====== Listed entries

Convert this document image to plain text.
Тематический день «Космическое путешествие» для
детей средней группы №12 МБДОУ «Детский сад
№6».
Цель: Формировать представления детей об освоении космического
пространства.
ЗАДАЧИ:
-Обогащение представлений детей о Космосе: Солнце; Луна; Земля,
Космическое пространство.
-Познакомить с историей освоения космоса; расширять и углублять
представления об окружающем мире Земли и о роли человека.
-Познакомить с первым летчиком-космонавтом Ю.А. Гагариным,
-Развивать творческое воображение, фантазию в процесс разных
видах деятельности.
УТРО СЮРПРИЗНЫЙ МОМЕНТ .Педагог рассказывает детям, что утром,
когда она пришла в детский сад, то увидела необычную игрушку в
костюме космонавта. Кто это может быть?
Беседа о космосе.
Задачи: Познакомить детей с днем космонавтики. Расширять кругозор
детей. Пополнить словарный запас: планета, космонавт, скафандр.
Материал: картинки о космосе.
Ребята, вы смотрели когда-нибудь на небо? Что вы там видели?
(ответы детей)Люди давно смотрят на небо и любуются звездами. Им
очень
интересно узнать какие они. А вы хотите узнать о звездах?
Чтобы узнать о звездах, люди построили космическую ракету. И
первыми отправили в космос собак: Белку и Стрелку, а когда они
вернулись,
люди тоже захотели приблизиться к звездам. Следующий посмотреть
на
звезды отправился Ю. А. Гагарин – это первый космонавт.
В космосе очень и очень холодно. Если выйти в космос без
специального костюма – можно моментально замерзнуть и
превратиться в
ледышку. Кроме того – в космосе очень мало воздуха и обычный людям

============

Set down the entries above again, word for word.

Convert this document image to plain text.
Тематический день «Космическое путешествие» для
детей средней группы №12 МБДОУ «Детский сад
№6».
Цель: Формировать представления детей об освоении космического
пространства.
ЗАДАЧИ:
-Обогащение представлений детей о Космосе: Солнце; Луна; Земля,
Космическое пространство.
-Познакомить с историей освоения космоса; расширять и углублять
представления об окружающем мире Земли и о роли человека.
-Познакомить с первым летчиком-космонавтом Ю.А. Гагариным,
-Развивать творческое воображение, фантазию в процесс разных
видах деятельности.
УТРО СЮРПРИЗНЫЙ МОМЕНТ .Педагог рассказывает детям, что утром,
когда она пришла в детский сад, то увидела необычную игрушку в
костюме космонавта. Кто это может быть?
Беседа о космосе.
Задачи: Познакомить детей с днем космонавтики. Расширять кругозор
детей. Пополнить словарный запас: планета, космонавт, скафандр.
Материал: картинки о космосе.
Ребята, вы смотрели когда-нибудь на небо? Что вы там видели?
(ответы детей)Люди давно смотрят на небо и любуются звездами. Им
очень
интересно узнать какие они. А вы хотите узнать о звездах?
Чтобы узнать о звездах, люди построили космическую ракету. И
первыми отправили в космос собак: Белку и Стрелку, а когда они
вернулись,
люди тоже захотели приблизиться к звездам. Следующий посмотреть
на
звезды отправился Ю. А. Гагарин – это первый космонавт.
В космосе очень и очень холодно. Если выйти в космос без
специального костюма – можно моментально замерзнуть и
превратиться в
ледышку. Кроме того – в космосе очень мало воздуха и обычный людям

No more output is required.